[Directive] In the data below, find every line with the string "hamburger" and pull it out.
-------- Listing
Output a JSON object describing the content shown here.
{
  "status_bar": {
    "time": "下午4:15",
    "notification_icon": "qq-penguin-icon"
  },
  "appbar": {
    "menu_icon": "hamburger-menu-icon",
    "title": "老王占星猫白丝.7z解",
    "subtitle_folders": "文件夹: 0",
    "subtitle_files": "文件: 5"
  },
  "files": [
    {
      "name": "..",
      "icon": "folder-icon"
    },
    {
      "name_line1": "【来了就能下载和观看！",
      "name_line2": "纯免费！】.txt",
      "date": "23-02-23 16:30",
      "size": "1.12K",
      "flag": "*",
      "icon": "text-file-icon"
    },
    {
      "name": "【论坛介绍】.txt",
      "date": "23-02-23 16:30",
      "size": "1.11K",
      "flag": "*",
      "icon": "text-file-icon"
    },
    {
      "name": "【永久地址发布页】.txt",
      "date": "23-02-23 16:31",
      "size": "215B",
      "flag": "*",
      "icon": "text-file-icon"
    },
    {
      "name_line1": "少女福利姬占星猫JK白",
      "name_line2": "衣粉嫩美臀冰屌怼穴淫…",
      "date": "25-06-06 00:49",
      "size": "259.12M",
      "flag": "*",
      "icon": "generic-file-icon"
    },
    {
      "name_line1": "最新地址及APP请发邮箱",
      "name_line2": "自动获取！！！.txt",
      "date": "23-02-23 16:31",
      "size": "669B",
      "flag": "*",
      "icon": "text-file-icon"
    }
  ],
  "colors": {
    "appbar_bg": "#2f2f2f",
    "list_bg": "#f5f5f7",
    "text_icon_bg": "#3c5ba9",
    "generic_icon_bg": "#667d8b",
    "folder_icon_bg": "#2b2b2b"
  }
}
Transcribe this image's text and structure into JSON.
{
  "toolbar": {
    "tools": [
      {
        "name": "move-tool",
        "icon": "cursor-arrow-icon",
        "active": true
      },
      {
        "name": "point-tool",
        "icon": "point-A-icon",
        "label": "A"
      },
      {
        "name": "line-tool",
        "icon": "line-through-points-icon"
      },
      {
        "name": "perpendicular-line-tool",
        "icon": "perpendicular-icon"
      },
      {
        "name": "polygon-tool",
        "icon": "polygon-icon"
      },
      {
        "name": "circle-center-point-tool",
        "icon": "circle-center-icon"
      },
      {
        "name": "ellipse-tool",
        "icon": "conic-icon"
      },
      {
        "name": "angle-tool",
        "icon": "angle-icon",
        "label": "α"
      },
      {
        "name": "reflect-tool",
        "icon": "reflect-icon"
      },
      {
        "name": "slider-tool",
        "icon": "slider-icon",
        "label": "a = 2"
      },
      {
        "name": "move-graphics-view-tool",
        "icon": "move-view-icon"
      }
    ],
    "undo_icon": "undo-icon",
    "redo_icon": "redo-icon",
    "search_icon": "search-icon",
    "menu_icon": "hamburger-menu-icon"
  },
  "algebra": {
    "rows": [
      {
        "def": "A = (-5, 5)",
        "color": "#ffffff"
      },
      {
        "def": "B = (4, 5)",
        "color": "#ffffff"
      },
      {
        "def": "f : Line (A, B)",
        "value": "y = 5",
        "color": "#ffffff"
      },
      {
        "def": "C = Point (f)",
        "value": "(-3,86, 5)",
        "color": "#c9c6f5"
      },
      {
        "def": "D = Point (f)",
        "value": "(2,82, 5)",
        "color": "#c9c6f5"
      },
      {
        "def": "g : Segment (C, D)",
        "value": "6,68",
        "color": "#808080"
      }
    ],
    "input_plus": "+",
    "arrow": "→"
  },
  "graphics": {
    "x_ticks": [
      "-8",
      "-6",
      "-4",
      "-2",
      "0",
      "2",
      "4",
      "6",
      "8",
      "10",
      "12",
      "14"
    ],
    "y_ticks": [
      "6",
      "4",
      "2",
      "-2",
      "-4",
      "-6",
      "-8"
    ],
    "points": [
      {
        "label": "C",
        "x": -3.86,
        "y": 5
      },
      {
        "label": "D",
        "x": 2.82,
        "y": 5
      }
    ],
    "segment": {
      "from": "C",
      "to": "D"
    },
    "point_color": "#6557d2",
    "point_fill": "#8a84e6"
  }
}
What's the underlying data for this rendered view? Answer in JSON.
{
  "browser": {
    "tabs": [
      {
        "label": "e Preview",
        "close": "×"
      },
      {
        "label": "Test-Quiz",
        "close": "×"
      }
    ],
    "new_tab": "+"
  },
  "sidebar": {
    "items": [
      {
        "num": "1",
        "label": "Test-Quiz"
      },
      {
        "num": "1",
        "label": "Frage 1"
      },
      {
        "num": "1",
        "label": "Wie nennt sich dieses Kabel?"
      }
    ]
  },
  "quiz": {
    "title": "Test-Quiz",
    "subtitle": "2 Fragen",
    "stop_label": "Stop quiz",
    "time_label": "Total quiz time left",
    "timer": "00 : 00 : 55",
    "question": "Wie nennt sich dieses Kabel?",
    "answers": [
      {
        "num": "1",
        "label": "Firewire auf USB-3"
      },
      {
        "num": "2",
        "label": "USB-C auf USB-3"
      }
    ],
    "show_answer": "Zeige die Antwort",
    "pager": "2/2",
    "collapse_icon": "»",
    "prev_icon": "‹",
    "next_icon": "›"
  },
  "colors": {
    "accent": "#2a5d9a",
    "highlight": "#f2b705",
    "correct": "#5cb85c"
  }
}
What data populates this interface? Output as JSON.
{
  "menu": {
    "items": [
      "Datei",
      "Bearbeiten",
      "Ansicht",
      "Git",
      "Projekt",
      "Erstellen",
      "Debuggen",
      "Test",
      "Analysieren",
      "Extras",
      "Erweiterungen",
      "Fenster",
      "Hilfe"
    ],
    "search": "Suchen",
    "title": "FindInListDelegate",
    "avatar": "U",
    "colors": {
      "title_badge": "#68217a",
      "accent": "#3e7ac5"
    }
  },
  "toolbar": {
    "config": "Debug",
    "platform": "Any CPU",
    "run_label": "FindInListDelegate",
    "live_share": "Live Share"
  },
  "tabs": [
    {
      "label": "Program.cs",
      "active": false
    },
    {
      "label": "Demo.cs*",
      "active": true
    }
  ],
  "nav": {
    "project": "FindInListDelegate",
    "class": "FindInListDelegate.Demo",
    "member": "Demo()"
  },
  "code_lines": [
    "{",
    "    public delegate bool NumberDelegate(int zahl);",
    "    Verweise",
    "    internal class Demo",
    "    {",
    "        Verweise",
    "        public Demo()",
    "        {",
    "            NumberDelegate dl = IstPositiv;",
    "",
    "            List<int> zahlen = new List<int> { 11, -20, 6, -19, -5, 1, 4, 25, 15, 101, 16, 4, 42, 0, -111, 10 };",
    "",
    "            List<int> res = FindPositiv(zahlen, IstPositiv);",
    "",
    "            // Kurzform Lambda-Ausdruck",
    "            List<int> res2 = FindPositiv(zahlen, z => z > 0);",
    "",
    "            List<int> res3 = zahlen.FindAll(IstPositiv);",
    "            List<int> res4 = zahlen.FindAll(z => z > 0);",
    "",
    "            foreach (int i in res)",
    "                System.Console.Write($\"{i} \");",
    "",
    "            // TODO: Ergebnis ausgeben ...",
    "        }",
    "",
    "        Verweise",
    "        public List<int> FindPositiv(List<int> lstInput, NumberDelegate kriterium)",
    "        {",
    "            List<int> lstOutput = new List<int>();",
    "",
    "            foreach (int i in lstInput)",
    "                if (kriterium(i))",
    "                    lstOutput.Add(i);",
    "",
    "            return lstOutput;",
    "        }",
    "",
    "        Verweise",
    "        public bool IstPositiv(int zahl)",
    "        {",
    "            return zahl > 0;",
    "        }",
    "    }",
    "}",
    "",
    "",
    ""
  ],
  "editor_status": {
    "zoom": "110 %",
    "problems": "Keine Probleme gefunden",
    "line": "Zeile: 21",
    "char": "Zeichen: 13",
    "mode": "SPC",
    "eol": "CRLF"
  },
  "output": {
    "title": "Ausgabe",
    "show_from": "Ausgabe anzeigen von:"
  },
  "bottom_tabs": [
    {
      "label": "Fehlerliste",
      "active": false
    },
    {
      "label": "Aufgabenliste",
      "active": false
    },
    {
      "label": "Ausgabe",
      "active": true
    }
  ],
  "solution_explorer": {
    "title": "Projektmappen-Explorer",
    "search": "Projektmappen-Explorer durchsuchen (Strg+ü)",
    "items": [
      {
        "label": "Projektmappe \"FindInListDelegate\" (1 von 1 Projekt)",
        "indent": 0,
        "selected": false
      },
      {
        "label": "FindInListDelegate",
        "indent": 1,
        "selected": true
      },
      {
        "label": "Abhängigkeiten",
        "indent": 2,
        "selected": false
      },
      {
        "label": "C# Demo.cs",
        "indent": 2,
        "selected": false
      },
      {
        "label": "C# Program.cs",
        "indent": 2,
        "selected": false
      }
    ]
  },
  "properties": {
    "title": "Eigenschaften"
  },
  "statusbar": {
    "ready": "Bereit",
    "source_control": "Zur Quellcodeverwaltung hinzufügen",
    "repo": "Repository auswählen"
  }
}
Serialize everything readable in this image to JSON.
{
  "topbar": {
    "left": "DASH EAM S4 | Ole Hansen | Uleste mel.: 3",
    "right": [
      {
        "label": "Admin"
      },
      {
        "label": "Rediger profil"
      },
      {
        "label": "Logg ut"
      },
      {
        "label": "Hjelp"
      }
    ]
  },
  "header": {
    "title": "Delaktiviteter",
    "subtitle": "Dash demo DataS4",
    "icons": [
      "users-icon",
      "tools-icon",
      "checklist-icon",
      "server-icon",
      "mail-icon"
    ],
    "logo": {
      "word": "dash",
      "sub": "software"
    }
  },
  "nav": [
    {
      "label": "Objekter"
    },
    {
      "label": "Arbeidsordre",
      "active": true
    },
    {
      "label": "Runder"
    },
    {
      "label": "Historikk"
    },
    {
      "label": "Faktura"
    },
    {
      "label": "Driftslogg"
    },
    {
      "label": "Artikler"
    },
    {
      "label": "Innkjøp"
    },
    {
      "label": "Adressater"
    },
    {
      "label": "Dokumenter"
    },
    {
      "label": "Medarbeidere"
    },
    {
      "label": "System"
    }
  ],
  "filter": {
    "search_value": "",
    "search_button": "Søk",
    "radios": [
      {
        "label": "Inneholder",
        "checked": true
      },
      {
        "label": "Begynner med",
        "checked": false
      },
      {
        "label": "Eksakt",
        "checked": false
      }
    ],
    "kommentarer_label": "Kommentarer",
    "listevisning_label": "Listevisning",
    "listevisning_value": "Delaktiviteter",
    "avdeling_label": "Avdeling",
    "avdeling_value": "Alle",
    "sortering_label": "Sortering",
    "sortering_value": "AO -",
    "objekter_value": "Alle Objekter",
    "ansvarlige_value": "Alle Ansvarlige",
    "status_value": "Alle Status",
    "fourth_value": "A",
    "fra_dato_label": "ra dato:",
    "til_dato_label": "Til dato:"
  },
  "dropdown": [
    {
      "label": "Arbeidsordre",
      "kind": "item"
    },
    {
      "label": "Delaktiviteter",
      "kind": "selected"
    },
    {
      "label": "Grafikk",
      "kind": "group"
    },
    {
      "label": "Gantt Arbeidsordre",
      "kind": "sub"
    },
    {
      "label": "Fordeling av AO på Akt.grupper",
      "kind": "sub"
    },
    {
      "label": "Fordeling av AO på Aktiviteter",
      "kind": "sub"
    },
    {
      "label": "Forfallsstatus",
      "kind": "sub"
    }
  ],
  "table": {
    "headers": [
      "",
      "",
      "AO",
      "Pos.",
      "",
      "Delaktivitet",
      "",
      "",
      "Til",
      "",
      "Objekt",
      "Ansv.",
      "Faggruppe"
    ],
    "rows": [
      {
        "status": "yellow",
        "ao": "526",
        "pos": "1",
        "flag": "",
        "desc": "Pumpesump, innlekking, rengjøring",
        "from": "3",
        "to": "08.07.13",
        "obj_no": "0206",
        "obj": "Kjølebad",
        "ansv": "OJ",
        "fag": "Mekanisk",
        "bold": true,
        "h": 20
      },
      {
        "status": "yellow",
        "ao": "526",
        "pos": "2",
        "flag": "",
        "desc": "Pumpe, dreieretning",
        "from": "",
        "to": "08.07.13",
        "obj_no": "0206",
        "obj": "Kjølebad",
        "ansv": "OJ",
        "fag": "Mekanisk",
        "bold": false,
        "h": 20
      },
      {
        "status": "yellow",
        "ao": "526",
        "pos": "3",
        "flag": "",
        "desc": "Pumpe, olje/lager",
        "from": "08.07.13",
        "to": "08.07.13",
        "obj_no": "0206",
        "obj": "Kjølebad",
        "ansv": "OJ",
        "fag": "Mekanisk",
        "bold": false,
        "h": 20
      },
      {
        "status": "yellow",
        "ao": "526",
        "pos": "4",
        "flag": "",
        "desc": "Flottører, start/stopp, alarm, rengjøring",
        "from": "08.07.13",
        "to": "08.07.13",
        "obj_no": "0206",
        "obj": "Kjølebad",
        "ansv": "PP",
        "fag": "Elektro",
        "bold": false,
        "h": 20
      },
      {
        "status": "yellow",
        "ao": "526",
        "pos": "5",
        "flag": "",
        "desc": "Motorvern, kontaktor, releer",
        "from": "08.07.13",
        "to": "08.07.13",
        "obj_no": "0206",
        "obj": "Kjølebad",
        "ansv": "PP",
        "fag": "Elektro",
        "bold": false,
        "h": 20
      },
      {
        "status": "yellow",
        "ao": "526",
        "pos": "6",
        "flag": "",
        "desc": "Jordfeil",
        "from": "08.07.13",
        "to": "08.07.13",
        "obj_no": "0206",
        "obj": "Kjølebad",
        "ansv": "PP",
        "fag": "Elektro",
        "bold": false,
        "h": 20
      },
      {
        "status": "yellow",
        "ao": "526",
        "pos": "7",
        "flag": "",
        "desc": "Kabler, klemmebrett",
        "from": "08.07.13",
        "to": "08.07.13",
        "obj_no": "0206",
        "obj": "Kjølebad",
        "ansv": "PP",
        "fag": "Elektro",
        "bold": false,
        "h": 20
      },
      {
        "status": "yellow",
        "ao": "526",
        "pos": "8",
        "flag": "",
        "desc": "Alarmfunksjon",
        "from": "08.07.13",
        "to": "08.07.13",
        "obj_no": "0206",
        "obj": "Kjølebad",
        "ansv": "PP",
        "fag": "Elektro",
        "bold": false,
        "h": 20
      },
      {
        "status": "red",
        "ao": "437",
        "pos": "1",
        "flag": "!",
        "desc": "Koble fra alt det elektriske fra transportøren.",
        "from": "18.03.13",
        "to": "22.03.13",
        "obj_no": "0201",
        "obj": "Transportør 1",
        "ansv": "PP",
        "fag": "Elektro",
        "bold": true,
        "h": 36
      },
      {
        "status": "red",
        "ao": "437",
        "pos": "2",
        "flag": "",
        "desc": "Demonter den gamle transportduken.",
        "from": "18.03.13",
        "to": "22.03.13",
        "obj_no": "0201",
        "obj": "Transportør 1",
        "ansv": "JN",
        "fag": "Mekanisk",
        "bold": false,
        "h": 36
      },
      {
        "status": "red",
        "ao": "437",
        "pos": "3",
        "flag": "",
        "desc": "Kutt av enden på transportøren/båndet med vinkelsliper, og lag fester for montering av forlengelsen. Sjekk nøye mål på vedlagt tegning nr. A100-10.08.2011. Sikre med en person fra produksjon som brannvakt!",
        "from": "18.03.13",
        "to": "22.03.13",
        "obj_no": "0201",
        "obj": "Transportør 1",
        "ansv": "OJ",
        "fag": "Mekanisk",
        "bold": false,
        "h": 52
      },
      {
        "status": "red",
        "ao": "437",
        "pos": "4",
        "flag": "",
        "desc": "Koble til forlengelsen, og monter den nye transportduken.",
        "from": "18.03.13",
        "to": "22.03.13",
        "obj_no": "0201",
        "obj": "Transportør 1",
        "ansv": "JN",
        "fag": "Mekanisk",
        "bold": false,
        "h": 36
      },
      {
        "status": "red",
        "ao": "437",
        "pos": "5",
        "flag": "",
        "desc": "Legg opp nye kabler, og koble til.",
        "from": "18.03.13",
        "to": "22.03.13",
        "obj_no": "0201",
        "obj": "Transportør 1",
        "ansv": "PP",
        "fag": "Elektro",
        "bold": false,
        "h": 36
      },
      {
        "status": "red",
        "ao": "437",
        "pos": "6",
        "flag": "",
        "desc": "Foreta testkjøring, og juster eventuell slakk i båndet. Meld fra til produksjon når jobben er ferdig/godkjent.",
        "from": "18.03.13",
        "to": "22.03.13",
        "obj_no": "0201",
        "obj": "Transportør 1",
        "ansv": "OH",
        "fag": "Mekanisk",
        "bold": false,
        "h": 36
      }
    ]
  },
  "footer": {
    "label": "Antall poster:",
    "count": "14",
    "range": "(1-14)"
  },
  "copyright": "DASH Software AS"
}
----------------
[Written answer]
    "menu_icon": "hamburger-menu-icon",
    "menu_icon": "hamburger-menu-icon"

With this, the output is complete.